◆ **Dataset rows**
--- --- ---
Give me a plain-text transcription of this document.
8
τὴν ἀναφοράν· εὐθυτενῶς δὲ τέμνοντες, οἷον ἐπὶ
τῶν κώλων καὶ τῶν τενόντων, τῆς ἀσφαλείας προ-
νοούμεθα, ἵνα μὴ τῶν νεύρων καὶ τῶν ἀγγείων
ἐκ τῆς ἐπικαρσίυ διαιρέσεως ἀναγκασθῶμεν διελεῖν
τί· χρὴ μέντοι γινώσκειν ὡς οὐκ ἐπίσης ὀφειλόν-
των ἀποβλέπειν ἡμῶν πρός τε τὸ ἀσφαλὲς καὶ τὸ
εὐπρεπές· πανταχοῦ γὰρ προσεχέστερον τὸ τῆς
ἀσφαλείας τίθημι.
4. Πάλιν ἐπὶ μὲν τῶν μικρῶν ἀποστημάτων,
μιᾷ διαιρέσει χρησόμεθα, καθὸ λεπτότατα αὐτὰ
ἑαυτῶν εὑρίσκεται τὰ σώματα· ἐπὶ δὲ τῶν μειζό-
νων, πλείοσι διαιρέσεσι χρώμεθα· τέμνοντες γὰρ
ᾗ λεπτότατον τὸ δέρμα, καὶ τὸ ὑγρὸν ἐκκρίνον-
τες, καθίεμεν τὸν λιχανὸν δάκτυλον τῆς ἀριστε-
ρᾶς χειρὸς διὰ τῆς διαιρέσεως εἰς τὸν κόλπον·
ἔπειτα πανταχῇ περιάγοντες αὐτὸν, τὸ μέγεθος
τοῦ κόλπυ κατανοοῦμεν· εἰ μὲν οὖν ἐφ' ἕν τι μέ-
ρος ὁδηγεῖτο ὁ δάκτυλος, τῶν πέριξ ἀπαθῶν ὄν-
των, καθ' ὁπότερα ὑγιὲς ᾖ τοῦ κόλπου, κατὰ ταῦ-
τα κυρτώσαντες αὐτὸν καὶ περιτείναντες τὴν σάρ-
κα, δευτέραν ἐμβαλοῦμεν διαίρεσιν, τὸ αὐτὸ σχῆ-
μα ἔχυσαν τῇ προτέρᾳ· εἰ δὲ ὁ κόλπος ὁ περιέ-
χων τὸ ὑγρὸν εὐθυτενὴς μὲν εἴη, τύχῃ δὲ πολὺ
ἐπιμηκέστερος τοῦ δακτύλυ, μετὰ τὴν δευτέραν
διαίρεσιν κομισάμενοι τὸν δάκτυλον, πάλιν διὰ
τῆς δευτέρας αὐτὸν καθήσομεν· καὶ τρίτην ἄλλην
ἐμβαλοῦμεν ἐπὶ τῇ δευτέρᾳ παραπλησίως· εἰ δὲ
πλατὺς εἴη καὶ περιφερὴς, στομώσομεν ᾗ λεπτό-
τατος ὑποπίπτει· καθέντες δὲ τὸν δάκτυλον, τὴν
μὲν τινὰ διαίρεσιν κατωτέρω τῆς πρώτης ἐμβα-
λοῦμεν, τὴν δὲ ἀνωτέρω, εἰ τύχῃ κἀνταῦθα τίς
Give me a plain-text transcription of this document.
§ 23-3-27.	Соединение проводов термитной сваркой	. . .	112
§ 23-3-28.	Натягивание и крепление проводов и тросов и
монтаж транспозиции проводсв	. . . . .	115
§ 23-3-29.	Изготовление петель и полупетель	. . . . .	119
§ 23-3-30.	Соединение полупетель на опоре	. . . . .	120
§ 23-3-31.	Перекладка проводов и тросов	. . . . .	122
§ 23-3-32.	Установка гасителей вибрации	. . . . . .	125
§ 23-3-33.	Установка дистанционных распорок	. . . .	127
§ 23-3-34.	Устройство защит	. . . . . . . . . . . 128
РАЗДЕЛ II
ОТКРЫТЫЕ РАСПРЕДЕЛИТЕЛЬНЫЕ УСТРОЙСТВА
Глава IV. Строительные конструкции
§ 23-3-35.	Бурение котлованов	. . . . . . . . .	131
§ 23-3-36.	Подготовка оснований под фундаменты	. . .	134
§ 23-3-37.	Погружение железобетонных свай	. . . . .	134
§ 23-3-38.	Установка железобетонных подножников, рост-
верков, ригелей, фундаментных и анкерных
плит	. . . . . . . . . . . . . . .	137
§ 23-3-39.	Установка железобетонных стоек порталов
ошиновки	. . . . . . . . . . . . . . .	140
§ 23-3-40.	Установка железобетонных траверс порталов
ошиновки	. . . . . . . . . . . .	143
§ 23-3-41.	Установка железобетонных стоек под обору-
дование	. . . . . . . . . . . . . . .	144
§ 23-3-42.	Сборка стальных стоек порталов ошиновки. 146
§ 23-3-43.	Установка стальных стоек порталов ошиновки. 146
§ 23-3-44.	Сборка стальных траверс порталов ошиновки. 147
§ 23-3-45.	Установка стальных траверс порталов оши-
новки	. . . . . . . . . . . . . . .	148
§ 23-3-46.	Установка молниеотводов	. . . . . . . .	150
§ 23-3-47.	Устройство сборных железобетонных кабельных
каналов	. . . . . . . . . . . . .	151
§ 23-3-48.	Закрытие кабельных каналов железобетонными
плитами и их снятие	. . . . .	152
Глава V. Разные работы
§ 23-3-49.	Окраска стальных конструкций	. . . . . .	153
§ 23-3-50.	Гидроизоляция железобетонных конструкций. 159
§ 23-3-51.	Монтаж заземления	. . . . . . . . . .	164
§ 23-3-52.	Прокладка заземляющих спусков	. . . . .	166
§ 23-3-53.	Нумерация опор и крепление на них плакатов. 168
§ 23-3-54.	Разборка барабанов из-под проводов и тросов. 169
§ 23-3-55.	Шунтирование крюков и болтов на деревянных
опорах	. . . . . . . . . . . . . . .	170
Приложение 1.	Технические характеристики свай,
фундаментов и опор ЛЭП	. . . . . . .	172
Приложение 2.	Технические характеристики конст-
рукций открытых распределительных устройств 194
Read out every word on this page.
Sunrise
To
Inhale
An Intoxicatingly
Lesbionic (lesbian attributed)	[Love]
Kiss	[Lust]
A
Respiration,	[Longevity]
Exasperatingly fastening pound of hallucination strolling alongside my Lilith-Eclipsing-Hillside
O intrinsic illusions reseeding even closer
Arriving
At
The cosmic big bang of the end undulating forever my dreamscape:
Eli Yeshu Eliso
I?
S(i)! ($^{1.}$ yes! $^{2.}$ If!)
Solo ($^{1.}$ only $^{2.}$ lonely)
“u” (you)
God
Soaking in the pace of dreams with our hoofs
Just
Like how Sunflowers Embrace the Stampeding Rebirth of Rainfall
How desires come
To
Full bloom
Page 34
--- --- ---
◆ **Task directions**
From the line containing "Read out every word on this page." through the final line of the listing above, retype every line exactly; leave out everything else.

◆ **Response to this task**
Read out every word on this page.
Sunrise
To
Inhale
An Intoxicatingly
Lesbionic (lesbian attributed)	[Love]
Kiss	[Lust]
A
Respiration,	[Longevity]
Exasperatingly fastening pound of hallucination strolling alongside my Lilith-Eclipsing-Hillside
O intrinsic illusions reseeding even closer
Arriving
At
The cosmic big bang of the end undulating forever my dreamscape:
Eli Yeshu Eliso
I?
S(i)! ($^{1.}$ yes! $^{2.}$ If!)
Solo ($^{1.}$ only $^{2.}$ lonely)
“u” (you)
God
Soaking in the pace of dreams with our hoofs
Just
Like how Sunflowers Embrace the Stampeding Rebirth of Rainfall
How desires come
To
Full bloom
Page 34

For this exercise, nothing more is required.